### Short problem
Reproduce the material exactly, omitting nothing.

▼

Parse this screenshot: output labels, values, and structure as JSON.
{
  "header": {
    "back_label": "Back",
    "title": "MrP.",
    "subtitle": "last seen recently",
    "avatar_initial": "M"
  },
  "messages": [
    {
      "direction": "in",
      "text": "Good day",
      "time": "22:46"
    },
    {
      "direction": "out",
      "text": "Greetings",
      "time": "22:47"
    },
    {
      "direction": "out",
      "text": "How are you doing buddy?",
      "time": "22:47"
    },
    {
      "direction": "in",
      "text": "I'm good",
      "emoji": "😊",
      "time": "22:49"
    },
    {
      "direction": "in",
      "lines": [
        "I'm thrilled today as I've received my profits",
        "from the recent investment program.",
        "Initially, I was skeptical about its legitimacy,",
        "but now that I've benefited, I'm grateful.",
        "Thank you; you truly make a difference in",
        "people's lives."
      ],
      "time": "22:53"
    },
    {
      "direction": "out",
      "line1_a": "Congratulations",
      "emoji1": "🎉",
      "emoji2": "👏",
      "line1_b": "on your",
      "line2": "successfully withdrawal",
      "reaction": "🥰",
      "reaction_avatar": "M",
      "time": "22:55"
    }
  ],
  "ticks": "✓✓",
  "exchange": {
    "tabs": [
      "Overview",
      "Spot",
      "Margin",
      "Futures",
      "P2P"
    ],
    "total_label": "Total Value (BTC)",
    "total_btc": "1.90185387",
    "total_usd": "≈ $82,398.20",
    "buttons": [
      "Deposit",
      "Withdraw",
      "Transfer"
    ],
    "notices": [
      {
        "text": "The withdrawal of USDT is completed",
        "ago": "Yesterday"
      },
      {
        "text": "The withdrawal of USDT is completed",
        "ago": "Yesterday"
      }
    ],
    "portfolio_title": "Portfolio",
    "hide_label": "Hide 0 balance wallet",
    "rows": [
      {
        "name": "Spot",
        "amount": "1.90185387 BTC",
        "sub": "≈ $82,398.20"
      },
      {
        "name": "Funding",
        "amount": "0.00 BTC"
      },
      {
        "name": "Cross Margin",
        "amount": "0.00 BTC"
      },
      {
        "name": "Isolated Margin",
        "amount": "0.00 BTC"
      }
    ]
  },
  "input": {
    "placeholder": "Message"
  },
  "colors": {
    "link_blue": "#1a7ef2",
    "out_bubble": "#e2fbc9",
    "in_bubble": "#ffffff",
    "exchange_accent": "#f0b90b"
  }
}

▲

### Exercise answer
Parse this screenshot: output labels, values, and structure as JSON.
{
  "header": {
    "back_label": "Back",
    "title": "MrP.",
    "subtitle": "last seen recently",
    "avatar_initial": "M"
  },
  "messages": [
    {
      "direction": "in",
      "text": "Good day",
      "time": "22:46"
    },
    {
      "direction": "out",
      "text": "Greetings",
      "time": "22:47"
    },
    {
      "direction": "out",
      "text": "How are you doing buddy?",
      "time": "22:47"
    },
    {
      "direction": "in",
      "text": "I'm good",
      "emoji": "😊",
      "time": "22:49"
    },
    {
      "direction": "in",
      "lines": [
        "I'm thrilled today as I've received my profits",
        "from the recent investment program.",
        "Initially, I was skeptical about its legitimacy,",
        "but now that I've benefited, I'm grateful.",
        "Thank you; you truly make a difference in",
        "people's lives."
      ],
      "time": "22:53"
    },
    {
      "direction": "out",
      "line1_a": "Congratulations",
      "emoji1": "🎉",
      "emoji2": "👏",
      "line1_b": "on your",
      "line2": "successfully withdrawal",
      "reaction": "🥰",
      "reaction_avatar": "M",
      "time": "22:55"
    }
  ],
  "ticks": "✓✓",
  "exchange": {
    "tabs": [
      "Overview",
      "Spot",
      "Margin",
      "Futures",
      "P2P"
    ],
    "total_label": "Total Value (BTC)",
    "total_btc": "1.90185387",
    "total_usd": "≈ $82,398.20",
    "buttons": [
      "Deposit",
      "Withdraw",
      "Transfer"
    ],
    "notices": [
      {
        "text": "The withdrawal of USDT is completed",
        "ago": "Yesterday"
      },
      {
        "text": "The withdrawal of USDT is completed",
        "ago": "Yesterday"
      }
    ],
    "portfolio_title": "Portfolio",
    "hide_label": "Hide 0 balance wallet",
    "rows": [
      {
        "name": "Spot",
        "amount": "1.90185387 BTC",
        "sub": "≈ $82,398.20"
      },
      {
        "name": "Funding",
        "amount": "0.00 BTC"
      },
      {
        "name": "Cross Margin",
        "amount": "0.00 BTC"
      },
      {
        "name": "Isolated Margin",
        "amount": "0.00 BTC"
      }
    ]
  },
  "input": {
    "placeholder": "Message"
  },
  "colors": {
    "link_blue": "#1a7ef2",
    "out_bubble": "#e2fbc9",
    "in_bubble": "#ffffff",
    "exchange_accent": "#f0b90b"
  }
}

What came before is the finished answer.